Recent Developments

The English High Court recently considered whether to allow pre-application disclosure of patent licences under Civil Procedure Rule (CPR) 31.16 in the case of Big Bus Co v Ticketstogo [2015] EWHC 1094 (Pat). This application was granted on 28 April 2015 in a judgment which is likely to have significant implications for the future of patent licence negotiations.

The applicant, Big Bus, is an operator of open top sightseeing tours. The respondent, Ticketstogo, is the proprietor of a UK patent for a method of issuing a ticket containing a barcode over the Internet. Ticketstogo asserted that Big Bus required a licence for use of its ticketing system and supported this claim and the validity of its patent by stressing that many other travel companies had taken a licence. In response, Big Bus requested disclosure of all of the licences issued under the patent.

Big Bus did not accept the validity of Ticketstogo's patent or the alleged infringement, but stated in its request for pre-application disclosure that it was concerned about the considerable expense of patent litigation, even if successful. Therefore the application was made in order to establish the value of Ticketstogo's claim with a view to informing a settlement.

In order for pre-application disclosure to be granted, the jurisdictional tests of CPR 31.16(3)(a) to (d) must be satisfied. These require that the applicant and the respondent are both likely to be parties to subsequent proceedings, on the basis that such proceedings are brought; that the documents would fall within the respondent's duty of standard disclosure in proceedings; and that disclosure before proceedings is desirable, for example, to assist settlement or save costs. Provided that these conditions are met, the Court then has discretion to make an order for disclosure.

========

#### Problem details:
Write the next part of the article on the Big Bus v Ticketstogo pre-application disclosure ruling, picking up after its last sentence. The rows are drawn from a separate source and have no connection to the article on the Big Bus disclosure case.

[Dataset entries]

========

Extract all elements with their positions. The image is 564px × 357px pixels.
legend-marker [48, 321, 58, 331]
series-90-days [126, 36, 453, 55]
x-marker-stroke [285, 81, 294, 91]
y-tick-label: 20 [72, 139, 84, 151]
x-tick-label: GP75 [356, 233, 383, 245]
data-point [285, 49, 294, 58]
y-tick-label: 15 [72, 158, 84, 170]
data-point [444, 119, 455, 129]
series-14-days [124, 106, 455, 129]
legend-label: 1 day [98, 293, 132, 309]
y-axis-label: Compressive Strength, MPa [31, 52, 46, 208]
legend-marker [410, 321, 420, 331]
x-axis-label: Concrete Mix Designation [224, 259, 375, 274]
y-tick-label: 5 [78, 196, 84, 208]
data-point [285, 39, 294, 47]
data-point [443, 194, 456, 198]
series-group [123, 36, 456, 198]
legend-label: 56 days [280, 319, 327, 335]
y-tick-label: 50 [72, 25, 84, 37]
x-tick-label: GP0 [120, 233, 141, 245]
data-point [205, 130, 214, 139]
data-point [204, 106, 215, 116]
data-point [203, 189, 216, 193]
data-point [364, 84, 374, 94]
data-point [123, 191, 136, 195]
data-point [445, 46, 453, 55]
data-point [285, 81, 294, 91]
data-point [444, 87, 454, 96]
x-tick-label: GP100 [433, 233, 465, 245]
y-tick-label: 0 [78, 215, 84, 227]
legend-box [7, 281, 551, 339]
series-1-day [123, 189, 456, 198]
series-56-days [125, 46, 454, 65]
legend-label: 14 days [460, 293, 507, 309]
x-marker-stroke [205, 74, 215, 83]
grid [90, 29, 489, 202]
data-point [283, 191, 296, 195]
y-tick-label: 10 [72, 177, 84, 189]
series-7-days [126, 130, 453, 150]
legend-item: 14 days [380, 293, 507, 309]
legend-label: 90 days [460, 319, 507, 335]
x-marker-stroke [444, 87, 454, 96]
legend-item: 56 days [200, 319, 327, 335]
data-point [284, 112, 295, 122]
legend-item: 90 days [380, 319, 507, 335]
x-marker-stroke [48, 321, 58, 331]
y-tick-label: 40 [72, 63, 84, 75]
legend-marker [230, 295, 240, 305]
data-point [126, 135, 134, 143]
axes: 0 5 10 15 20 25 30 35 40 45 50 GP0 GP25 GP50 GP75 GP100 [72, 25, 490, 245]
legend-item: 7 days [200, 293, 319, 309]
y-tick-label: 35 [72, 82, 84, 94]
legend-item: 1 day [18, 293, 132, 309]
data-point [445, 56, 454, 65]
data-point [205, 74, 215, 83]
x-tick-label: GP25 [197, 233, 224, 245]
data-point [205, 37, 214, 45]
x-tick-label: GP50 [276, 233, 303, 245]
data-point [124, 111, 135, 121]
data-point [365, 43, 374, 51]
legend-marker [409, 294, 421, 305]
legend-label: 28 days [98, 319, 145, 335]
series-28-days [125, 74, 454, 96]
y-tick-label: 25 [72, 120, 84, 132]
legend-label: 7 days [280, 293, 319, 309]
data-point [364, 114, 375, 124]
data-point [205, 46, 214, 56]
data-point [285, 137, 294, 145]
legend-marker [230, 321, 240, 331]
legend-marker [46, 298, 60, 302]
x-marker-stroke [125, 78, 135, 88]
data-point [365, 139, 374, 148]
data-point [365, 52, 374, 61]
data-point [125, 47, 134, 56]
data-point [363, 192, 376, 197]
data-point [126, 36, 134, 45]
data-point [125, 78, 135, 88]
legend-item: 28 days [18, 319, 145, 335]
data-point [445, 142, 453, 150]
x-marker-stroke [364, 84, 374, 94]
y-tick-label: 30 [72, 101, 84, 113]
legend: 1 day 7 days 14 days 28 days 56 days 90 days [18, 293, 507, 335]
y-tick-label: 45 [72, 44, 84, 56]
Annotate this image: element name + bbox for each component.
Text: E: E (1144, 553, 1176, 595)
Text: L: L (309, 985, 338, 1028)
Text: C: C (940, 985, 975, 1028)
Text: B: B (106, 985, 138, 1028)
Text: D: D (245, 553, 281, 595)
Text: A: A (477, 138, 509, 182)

========

#### Exercise result:
The Court found that Big Bus and Ticketstogo were both likely to be parties to any subsequent proceedings. In respect of the dispute as to whether the standard of disclosure would include the patent licences, the Court held that it would, but only in relation to licences taken by companies in the transport industry. It was found to be irrelevant that there was likely to be a split trial, as disclosure nevertheless extended to documents relating to quantum. Finally, disclosure was held to be desirable as price information is a key requirements for proper market functioning and such disclosure would help the parties to reach a settlement and hence save costs. Ultimately, the Court considered it appropriate to exercise its discretion to order disclosure, as it would be unfair to require a party to accept a licensor's suggested price for use of a licence simply to avoid litigation.

Conclusions

As licensing is an integral part of pharmaceutical business, this decision is likely to have important ramifications for the way in which certain patent licences are negotiated in the sector. This sort of pre-action disclosure is a powerful assessment tool for licensees and raises a significant disclosure risk for licensors. This decision shifts the balance of power somewhat, as licensors will be less easily able to demand that infringers pay a stipulated amount to avoid facing an infringement action. Bad news for patent trolls. Other prospective licensees will no doubt file similar pre-disclosure actions in order to obtain market price information, and even current licensees may seek to position themselves to take advantage of this opportunity in the future.